» **EXERCISE DETAILS**
Only the lines from the line holding "What's the underlying" through the final line of the entries below are to be returned, exactly as they stand.

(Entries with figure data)
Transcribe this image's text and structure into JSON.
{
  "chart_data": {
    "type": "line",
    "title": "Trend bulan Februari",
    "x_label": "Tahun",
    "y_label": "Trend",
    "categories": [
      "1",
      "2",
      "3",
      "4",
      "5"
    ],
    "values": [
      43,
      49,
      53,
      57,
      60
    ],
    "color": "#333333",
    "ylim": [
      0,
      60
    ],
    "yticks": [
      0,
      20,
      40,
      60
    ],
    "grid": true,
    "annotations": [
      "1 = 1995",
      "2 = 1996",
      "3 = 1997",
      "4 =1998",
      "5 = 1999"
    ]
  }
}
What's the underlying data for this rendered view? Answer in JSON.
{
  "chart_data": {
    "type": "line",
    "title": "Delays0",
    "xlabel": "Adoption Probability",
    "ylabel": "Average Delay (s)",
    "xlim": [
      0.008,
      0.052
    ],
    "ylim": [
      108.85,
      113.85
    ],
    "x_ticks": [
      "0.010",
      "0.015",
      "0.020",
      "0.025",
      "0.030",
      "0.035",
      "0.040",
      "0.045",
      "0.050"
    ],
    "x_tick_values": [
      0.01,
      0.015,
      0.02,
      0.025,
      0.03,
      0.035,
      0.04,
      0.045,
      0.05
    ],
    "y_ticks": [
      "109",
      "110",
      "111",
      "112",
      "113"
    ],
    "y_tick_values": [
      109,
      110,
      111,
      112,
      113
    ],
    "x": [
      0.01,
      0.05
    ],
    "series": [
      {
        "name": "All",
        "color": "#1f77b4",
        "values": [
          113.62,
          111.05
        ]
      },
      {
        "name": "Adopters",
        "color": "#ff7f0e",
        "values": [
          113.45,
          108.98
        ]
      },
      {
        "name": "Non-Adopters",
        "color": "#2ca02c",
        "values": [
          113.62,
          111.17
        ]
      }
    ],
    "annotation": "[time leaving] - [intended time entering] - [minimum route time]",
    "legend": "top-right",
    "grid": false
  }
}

» **ANSWER IN FULL**
What's the underlying data for this rendered view? Answer in JSON.
{
  "chart_data": {
    "type": "line",
    "title": "Delays0",
    "xlabel": "Adoption Probability",
    "ylabel": "Average Delay (s)",
    "xlim": [
      0.008,
      0.052
    ],
    "ylim": [
      108.85,
      113.85
    ],
    "x_ticks": [
      "0.010",
      "0.015",
      "0.020",
      "0.025",
      "0.030",
      "0.035",
      "0.040",
      "0.045",
      "0.050"
    ],
    "x_tick_values": [
      0.01,
      0.015,
      0.02,
      0.025,
      0.03,
      0.035,
      0.04,
      0.045,
      0.05
    ],
    "y_ticks": [
      "109",
      "110",
      "111",
      "112",
      "113"
    ],
    "y_tick_values": [
      109,
      110,
      111,
      112,
      113
    ],
    "x": [
      0.01,
      0.05
    ],
    "series": [
      {
        "name": "All",
        "color": "#1f77b4",
        "values": [
          113.62,
          111.05
        ]
      },
      {
        "name": "Adopters",
        "color": "#ff7f0e",
        "values": [
          113.45,
          108.98
        ]
      },
      {
        "name": "Non-Adopters",
        "color": "#2ca02c",
        "values": [
          113.62,
          111.17
        ]
      }
    ],
    "annotation": "[time leaving] - [intended time entering] - [minimum route time]",
    "legend": "top-right",
    "grid": false
  }
}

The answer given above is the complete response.